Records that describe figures
===
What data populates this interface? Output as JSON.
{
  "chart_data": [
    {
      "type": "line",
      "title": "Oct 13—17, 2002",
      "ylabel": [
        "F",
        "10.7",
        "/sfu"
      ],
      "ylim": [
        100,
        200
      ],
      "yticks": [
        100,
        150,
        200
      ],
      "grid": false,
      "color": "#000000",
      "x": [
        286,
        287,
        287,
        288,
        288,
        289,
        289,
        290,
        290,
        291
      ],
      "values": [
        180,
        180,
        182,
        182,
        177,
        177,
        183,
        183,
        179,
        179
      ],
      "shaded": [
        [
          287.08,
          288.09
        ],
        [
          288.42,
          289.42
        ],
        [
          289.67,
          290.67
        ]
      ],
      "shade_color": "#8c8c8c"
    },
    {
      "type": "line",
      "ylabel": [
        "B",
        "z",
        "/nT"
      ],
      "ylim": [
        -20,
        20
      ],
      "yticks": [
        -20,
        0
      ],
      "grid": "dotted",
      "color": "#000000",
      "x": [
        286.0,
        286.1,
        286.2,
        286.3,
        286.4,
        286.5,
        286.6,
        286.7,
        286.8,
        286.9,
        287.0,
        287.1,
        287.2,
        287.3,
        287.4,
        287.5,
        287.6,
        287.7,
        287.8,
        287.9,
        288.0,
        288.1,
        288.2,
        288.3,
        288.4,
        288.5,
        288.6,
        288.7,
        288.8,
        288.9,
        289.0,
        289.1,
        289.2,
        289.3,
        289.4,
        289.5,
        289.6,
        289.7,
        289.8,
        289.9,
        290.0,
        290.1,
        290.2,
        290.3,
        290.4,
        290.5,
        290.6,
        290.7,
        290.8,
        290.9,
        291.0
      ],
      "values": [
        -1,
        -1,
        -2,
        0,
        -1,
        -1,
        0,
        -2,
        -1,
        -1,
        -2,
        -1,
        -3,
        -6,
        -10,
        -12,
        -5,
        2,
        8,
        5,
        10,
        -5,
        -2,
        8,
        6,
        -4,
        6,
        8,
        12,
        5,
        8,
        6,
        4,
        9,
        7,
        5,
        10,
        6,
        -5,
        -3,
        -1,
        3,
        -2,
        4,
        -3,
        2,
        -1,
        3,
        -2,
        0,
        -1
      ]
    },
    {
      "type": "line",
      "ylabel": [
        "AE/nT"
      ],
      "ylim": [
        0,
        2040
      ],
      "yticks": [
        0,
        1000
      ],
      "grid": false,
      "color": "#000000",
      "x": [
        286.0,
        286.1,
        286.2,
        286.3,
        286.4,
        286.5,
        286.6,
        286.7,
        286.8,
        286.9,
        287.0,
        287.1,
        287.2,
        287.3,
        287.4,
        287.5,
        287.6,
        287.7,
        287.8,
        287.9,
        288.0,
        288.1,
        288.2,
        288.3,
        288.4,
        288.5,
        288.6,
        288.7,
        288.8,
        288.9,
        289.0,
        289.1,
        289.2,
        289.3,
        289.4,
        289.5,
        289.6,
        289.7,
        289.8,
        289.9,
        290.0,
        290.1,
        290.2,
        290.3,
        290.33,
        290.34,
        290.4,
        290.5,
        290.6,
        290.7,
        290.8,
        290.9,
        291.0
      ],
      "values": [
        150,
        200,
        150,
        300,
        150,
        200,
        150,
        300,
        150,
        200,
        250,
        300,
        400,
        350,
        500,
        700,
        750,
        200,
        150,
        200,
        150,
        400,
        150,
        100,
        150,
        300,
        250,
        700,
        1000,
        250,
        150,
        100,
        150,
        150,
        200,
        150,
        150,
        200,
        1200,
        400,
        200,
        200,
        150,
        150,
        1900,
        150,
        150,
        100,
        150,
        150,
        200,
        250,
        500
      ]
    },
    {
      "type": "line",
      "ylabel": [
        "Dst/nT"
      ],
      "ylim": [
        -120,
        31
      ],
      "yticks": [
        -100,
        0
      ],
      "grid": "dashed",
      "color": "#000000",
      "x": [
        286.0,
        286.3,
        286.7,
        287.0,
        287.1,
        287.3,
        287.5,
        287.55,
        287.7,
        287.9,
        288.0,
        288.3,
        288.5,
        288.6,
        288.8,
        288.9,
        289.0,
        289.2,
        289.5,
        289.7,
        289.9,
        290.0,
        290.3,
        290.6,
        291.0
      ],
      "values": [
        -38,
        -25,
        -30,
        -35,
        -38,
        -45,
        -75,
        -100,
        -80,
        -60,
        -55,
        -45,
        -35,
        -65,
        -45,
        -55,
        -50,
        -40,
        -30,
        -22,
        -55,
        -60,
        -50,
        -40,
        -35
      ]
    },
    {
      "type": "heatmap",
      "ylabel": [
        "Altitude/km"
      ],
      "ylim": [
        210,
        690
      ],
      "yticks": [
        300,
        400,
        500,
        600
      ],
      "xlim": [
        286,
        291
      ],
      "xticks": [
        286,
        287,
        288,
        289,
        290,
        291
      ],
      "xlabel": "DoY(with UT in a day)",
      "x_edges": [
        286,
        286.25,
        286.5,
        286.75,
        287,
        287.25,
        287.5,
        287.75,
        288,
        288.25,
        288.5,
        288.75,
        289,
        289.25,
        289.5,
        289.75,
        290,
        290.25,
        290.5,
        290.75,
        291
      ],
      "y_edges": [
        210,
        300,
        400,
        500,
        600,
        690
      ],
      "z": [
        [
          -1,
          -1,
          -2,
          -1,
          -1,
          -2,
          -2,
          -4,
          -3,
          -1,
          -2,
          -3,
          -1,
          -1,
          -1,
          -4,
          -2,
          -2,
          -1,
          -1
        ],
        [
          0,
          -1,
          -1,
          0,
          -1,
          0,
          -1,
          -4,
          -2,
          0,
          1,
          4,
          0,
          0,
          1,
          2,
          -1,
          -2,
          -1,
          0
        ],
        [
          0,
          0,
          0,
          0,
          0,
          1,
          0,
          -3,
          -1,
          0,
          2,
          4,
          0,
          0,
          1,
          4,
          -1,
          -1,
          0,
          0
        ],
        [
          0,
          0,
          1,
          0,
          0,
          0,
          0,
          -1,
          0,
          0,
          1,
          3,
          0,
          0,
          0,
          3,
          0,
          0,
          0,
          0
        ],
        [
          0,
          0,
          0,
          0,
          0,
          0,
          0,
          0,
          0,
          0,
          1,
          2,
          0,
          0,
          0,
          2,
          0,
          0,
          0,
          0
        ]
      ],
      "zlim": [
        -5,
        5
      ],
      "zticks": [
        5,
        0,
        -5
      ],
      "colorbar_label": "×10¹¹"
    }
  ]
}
===
# DIRECTIONS FOR THIS TASK:
Each record must be returned exactly as it is written.

# WRITTEN ANSWER:
What data populates this interface? Output as JSON.
{
  "chart_data": [
    {
      "type": "line",
      "title": "Oct 13—17, 2002",
      "ylabel": [
        "F",
        "10.7",
        "/sfu"
      ],
      "ylim": [
        100,
        200
      ],
      "yticks": [
        100,
        150,
        200
      ],
      "grid": false,
      "color": "#000000",
      "x": [
        286,
        287,
        287,
        288,
        288,
        289,
        289,
        290,
        290,
        291
      ],
      "values": [
        180,
        180,
        182,
        182,
        177,
        177,
        183,
        183,
        179,
        179
      ],
      "shaded": [
        [
          287.08,
          288.09
        ],
        [
          288.42,
          289.42
        ],
        [
          289.67,
          290.67
        ]
      ],
      "shade_color": "#8c8c8c"
    },
    {
      "type": "line",
      "ylabel": [
        "B",
        "z",
        "/nT"
      ],
      "ylim": [
        -20,
        20
      ],
      "yticks": [
        -20,
        0
      ],
      "grid": "dotted",
      "color": "#000000",
      "x": [
        286.0,
        286.1,
        286.2,
        286.3,
        286.4,
        286.5,
        286.6,
        286.7,
        286.8,
        286.9,
        287.0,
        287.1,
        287.2,
        287.3,
        287.4,
        287.5,
        287.6,
        287.7,
        287.8,
        287.9,
        288.0,
        288.1,
        288.2,
        288.3,
        288.4,
        288.5,
        288.6,
        288.7,
        288.8,
        288.9,
        289.0,
        289.1,
        289.2,
        289.3,
        289.4,
        289.5,
        289.6,
        289.7,
        289.8,
        289.9,
        290.0,
        290.1,
        290.2,
        290.3,
        290.4,
        290.5,
        290.6,
        290.7,
        290.8,
        290.9,
        291.0
      ],
      "values": [
        -1,
        -1,
        -2,
        0,
        -1,
        -1,
        0,
        -2,
        -1,
        -1,
        -2,
        -1,
        -3,
        -6,
        -10,
        -12,
        -5,
        2,
        8,
        5,
        10,
        -5,
        -2,
        8,
        6,
        -4,
        6,
        8,
        12,
        5,
        8,
        6,
        4,
        9,
        7,
        5,
        10,
        6,
        -5,
        -3,
        -1,
        3,
        -2,
        4,
        -3,
        2,
        -1,
        3,
        -2,
        0,
        -1
      ]
    },
    {
      "type": "line",
      "ylabel": [
        "AE/nT"
      ],
      "ylim": [
        0,
        2040
      ],
      "yticks": [
        0,
        1000
      ],
      "grid": false,
      "color": "#000000",
      "x": [
        286.0,
        286.1,
        286.2,
        286.3,
        286.4,
        286.5,
        286.6,
        286.7,
        286.8,
        286.9,
        287.0,
        287.1,
        287.2,
        287.3,
        287.4,
        287.5,
        287.6,
        287.7,
        287.8,
        287.9,
        288.0,
        288.1,
        288.2,
        288.3,
        288.4,
        288.5,
        288.6,
        288.7,
        288.8,
        288.9,
        289.0,
        289.1,
        289.2,
        289.3,
        289.4,
        289.5,
        289.6,
        289.7,
        289.8,
        289.9,
        290.0,
        290.1,
        290.2,
        290.3,
        290.33,
        290.34,
        290.4,
        290.5,
        290.6,
        290.7,
        290.8,
        290.9,
        291.0
      ],
      "values": [
        150,
        200,
        150,
        300,
        150,
        200,
        150,
        300,
        150,
        200,
        250,
        300,
        400,
        350,
        500,
        700,
        750,
        200,
        150,
        200,
        150,
        400,
        150,
        100,
        150,
        300,
        250,
        700,
        1000,
        250,
        150,
        100,
        150,
        150,
        200,
        150,
        150,
        200,
        1200,
        400,
        200,
        200,
        150,
        150,
        1900,
        150,
        150,
        100,
        150,
        150,
        200,
        250,
        500
      ]
    },
    {
      "type": "line",
      "ylabel": [
        "Dst/nT"
      ],
      "ylim": [
        -120,
        31
      ],
      "yticks": [
        -100,
        0
      ],
      "grid": "dashed",
      "color": "#000000",
      "x": [
        286.0,
        286.3,
        286.7,
        287.0,
        287.1,
        287.3,
        287.5,
        287.55,
        287.7,
        287.9,
        288.0,
        288.3,
        288.5,
        288.6,
        288.8,
        288.9,
        289.0,
        289.2,
        289.5,
        289.7,
        289.9,
        290.0,
        290.3,
        290.6,
        291.0
      ],
      "values": [
        -38,
        -25,
        -30,
        -35,
        -38,
        -45,
        -75,
        -100,
        -80,
        -60,
        -55,
        -45,
        -35,
        -65,
        -45,
        -55,
        -50,
        -40,
        -30,
        -22,
        -55,
        -60,
        -50,
        -40,
        -35
      ]
    },
    {
      "type": "heatmap",
      "ylabel": [
        "Altitude/km"
      ],
      "ylim": [
        210,
        690
      ],
      "yticks": [
        300,
        400,
        500,
        600
      ],
      "xlim": [
        286,
        291
      ],
      "xticks": [
        286,
        287,
        288,
        289,
        290,
        291
      ],
      "xlabel": "DoY(with UT in a day)",
      "x_edges": [
        286,
        286.25,
        286.5,
        286.75,
        287,
        287.25,
        287.5,
        287.75,
        288,
        288.25,
        288.5,
        288.75,
        289,
        289.25,
        289.5,
        289.75,
        290,
        290.25,
        290.5,
        290.75,
        291
      ],
      "y_edges": [
        210,
        300,
        400,
        500,
        600,
        690
      ],
      "z": [
        [
          -1,
          -1,
          -2,
          -1,
          -1,
          -2,
          -2,
          -4,
          -3,
          -1,
          -2,
          -3,
          -1,
          -1,
          -1,
          -4,
          -2,
          -2,
          -1,
          -1
        ],
        [
          0,
          -1,
          -1,
          0,
          -1,
          0,
          -1,
          -4,
          -2,
          0,
          1,
          4,
          0,
          0,
          1,
          2,
          -1,
          -2,
          -1,
          0
        ],
        [
          0,
          0,
          0,
          0,
          0,
          1,
          0,
          -3,
          -1,
          0,
          2,
          4,
          0,
          0,
          1,
          4,
          -1,
          -1,
          0,
          0
        ],
        [
          0,
          0,
          1,
          0,
          0,
          0,
          0,
          -1,
          0,
          0,
          1,
          3,
          0,
          0,
          0,
          3,
          0,
          0,
          0,
          0
        ],
        [
          0,
          0,
          0,
          0,
          0,
          0,
          0,
          0,
          0,
          0,
          1,
          2,
          0,
          0,
          0,
          2,
          0,
          0,
          0,
          0
        ]
      ],
      "zlim": [
        -5,
        5
      ],
      "zticks": [
        5,
        0,
        -5
      ],
      "colorbar_label": "×10¹¹"
    }
  ]
}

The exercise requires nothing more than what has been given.